§ Task description: Make an exact copy of the data below, leaving out every picture.

§ Recorded information:
--

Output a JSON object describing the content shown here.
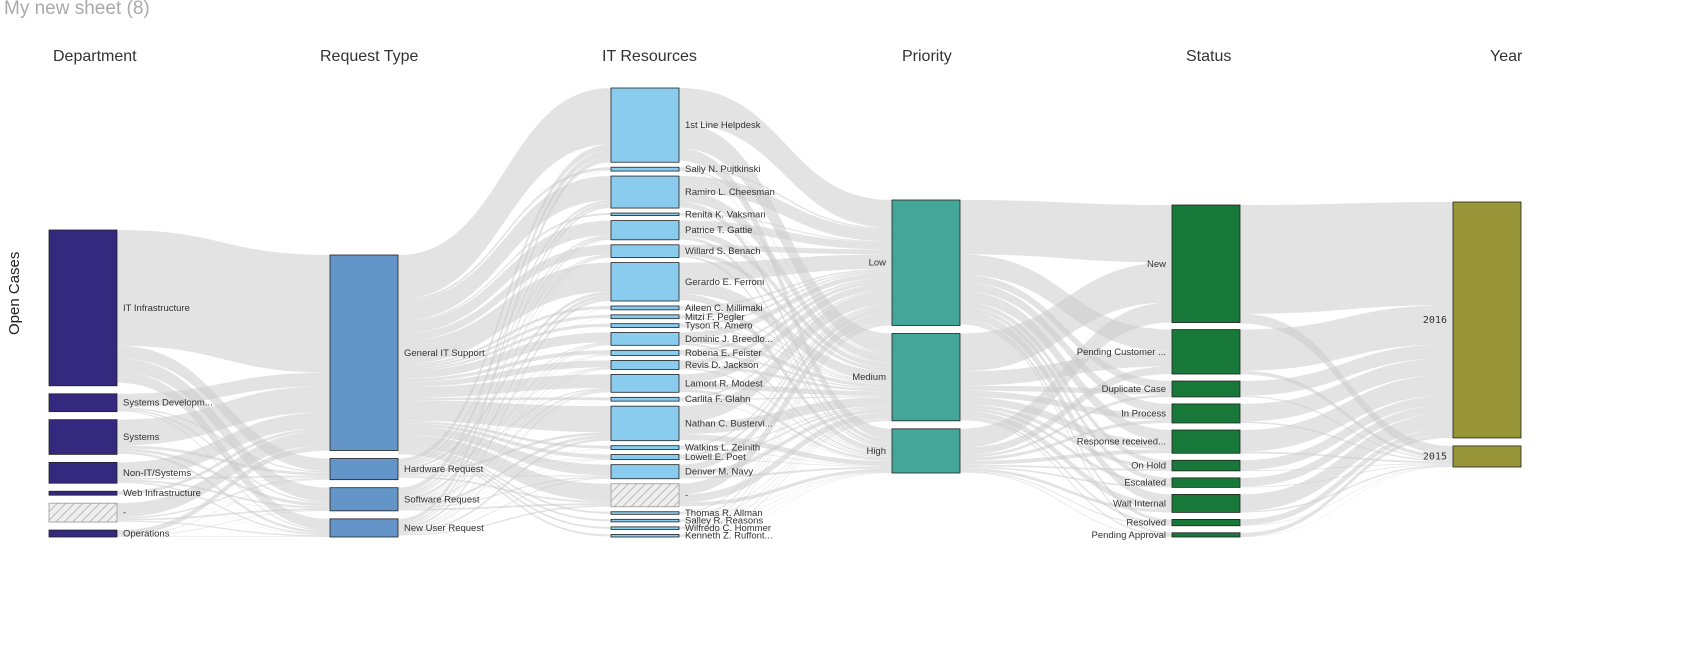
{
  "sheet": {
    "title": "My new sheet (8)"
  },
  "measure_label": "Open Cases",
  "colors": {
    "department": "#35287f",
    "request_type": "#6495c8",
    "it_resources": "#89ccee",
    "priority": "#44a699",
    "status": "#18783a",
    "year": "#979537",
    "link": "#cccccc",
    "null_hatch": "#bbbbbb"
  },
  "columns": [
    {
      "key": "department",
      "header": "Department"
    },
    {
      "key": "request_type",
      "header": "Request Type"
    },
    {
      "key": "it_resources",
      "header": "IT Resources"
    },
    {
      "key": "priority",
      "header": "Priority"
    },
    {
      "key": "status",
      "header": "Status"
    },
    {
      "key": "year",
      "header": "Year"
    }
  ],
  "nodes": {
    "department": [
      {
        "label": "IT Infrastructure",
        "value": 157
      },
      {
        "label": "Systems Developm...",
        "value": 18
      },
      {
        "label": "Systems",
        "value": 35
      },
      {
        "label": "Non-IT/Systems",
        "value": 21
      },
      {
        "label": "Web Infrastructure",
        "value": 4
      },
      {
        "label": "-",
        "value": 19,
        "null": true
      },
      {
        "label": "Operations",
        "value": 7
      }
    ],
    "request_type": [
      {
        "label": "General IT Support",
        "value": 194
      },
      {
        "label": "Hardware Request",
        "value": 21
      },
      {
        "label": "Software Request",
        "value": 23
      },
      {
        "label": "New User Request",
        "value": 18
      }
    ],
    "it_resources": [
      {
        "label": "1st Line Helpdesk",
        "value": 58
      },
      {
        "label": "Sally N. Pujtkinski",
        "value": 3
      },
      {
        "label": "Ramiro L. Cheesman",
        "value": 25
      },
      {
        "label": "Renita K. Vaksman",
        "value": 2
      },
      {
        "label": "Patrice T. Gattie",
        "value": 15
      },
      {
        "label": "Willard S. Benach",
        "value": 10
      },
      {
        "label": "Gerardo E. Ferroni",
        "value": 30
      },
      {
        "label": "Aileen C. Millimaki",
        "value": 3
      },
      {
        "label": "Mitzi F. Pegler",
        "value": 3
      },
      {
        "label": "Tyson R. Amero",
        "value": 3
      },
      {
        "label": "Dominic J. Breedlo...",
        "value": 10
      },
      {
        "label": "Robena E. Feister",
        "value": 4
      },
      {
        "label": "Revis D. Jackson",
        "value": 7
      },
      {
        "label": "Lamont R. Modest",
        "value": 14
      },
      {
        "label": "Carlita F. Glahn",
        "value": 3
      },
      {
        "label": "Nathan C. Bustervi...",
        "value": 27
      },
      {
        "label": "Watkins L. Zeinith",
        "value": 3
      },
      {
        "label": "Lowell E. Poet",
        "value": 4
      },
      {
        "label": "Denver M. Navy",
        "value": 11
      },
      {
        "label": "-",
        "value": 18,
        "null": true
      },
      {
        "label": "Thomas R. Allman",
        "value": 2
      },
      {
        "label": "Salley R. Reasons",
        "value": 2
      },
      {
        "label": "Wilfredo C. Hommer",
        "value": 2
      },
      {
        "label": "Kenneth Z. Ruffont...",
        "value": 2
      }
    ],
    "priority": [
      {
        "label": "Low",
        "value": 125
      },
      {
        "label": "Medium",
        "value": 87
      },
      {
        "label": "High",
        "value": 44
      }
    ],
    "status": [
      {
        "label": "New",
        "value": 111
      },
      {
        "label": "Pending Customer ...",
        "value": 42
      },
      {
        "label": "Duplicate Case",
        "value": 15
      },
      {
        "label": "In Process",
        "value": 18
      },
      {
        "label": "Response received...",
        "value": 22
      },
      {
        "label": "On Hold",
        "value": 10
      },
      {
        "label": "Escalated",
        "value": 9
      },
      {
        "label": "Wait Internal",
        "value": 17
      },
      {
        "label": "Resolved",
        "value": 6
      },
      {
        "label": "Pending Approval",
        "value": 4
      }
    ],
    "year": [
      {
        "label": "2016",
        "value": 235
      },
      {
        "label": "2015",
        "value": 21
      }
    ]
  }
}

--

§ Task solution:
Output a JSON object describing the content shown here.
{
  "sheet": {
    "title": "My new sheet (8)"
  },
  "measure_label": "Open Cases",
  "colors": {
    "department": "#35287f",
    "request_type": "#6495c8",
    "it_resources": "#89ccee",
    "priority": "#44a699",
    "status": "#18783a",
    "year": "#979537",
    "link": "#cccccc",
    "null_hatch": "#bbbbbb"
  },
  "columns": [
    {
      "key": "department",
      "header": "Department"
    },
    {
      "key": "request_type",
      "header": "Request Type"
    },
    {
      "key": "it_resources",
      "header": "IT Resources"
    },
    {
      "key": "priority",
      "header": "Priority"
    },
    {
      "key": "status",
      "header": "Status"
    },
    {
      "key": "year",
      "header": "Year"
    }
  ],
  "nodes": {
    "department": [
      {
        "label": "IT Infrastructure",
        "value": 157
      },
      {
        "label": "Systems Developm...",
        "value": 18
      },
      {
        "label": "Systems",
        "value": 35
      },
      {
        "label": "Non-IT/Systems",
        "value": 21
      },
      {
        "label": "Web Infrastructure",
        "value": 4
      },
      {
        "label": "-",
        "value": 19,
        "null": true
      },
      {
        "label": "Operations",
        "value": 7
      }
    ],
    "request_type": [
      {
        "label": "General IT Support",
        "value": 194
      },
      {
        "label": "Hardware Request",
        "value": 21
      },
      {
        "label": "Software Request",
        "value": 23
      },
      {
        "label": "New User Request",
        "value": 18
      }
    ],
    "it_resources": [
      {
        "label": "1st Line Helpdesk",
        "value": 58
      },
      {
        "label": "Sally N. Pujtkinski",
        "value": 3
      },
      {
        "label": "Ramiro L. Cheesman",
        "value": 25
      },
      {
        "label": "Renita K. Vaksman",
        "value": 2
      },
      {
        "label": "Patrice T. Gattie",
        "value": 15
      },
      {
        "label": "Willard S. Benach",
        "value": 10
      },
      {
        "label": "Gerardo E. Ferroni",
        "value": 30
      },
      {
        "label": "Aileen C. Millimaki",
        "value": 3
      },
      {
        "label": "Mitzi F. Pegler",
        "value": 3
      },
      {
        "label": "Tyson R. Amero",
        "value": 3
      },
      {
        "label": "Dominic J. Breedlo...",
        "value": 10
      },
      {
        "label": "Robena E. Feister",
        "value": 4
      },
      {
        "label": "Revis D. Jackson",
        "value": 7
      },
      {
        "label": "Lamont R. Modest",
        "value": 14
      },
      {
        "label": "Carlita F. Glahn",
        "value": 3
      },
      {
        "label": "Nathan C. Bustervi...",
        "value": 27
      },
      {
        "label": "Watkins L. Zeinith",
        "value": 3
      },
      {
        "label": "Lowell E. Poet",
        "value": 4
      },
      {
        "label": "Denver M. Navy",
        "value": 11
      },
      {
        "label": "-",
        "value": 18,
        "null": true
      },
      {
        "label": "Thomas R. Allman",
        "value": 2
      },
      {
        "label": "Salley R. Reasons",
        "value": 2
      },
      {
        "label": "Wilfredo C. Hommer",
        "value": 2
      },
      {
        "label": "Kenneth Z. Ruffont...",
        "value": 2
      }
    ],
    "priority": [
      {
        "label": "Low",
        "value": 125
      },
      {
        "label": "Medium",
        "value": 87
      },
      {
        "label": "High",
        "value": 44
      }
    ],
    "status": [
      {
        "label": "New",
        "value": 111
      },
      {
        "label": "Pending Customer ...",
        "value": 42
      },
      {
        "label": "Duplicate Case",
        "value": 15
      },
      {
        "label": "In Process",
        "value": 18
      },
      {
        "label": "Response received...",
        "value": 22
      },
      {
        "label": "On Hold",
        "value": 10
      },
      {
        "label": "Escalated",
        "value": 9
      },
      {
        "label": "Wait Internal",
        "value": 17
      },
      {
        "label": "Resolved",
        "value": 6
      },
      {
        "label": "Pending Approval",
        "value": 4
      }
    ],
    "year": [
      {
        "label": "2016",
        "value": 235
      },
      {
        "label": "2015",
        "value": 21
      }
    ]
  }
}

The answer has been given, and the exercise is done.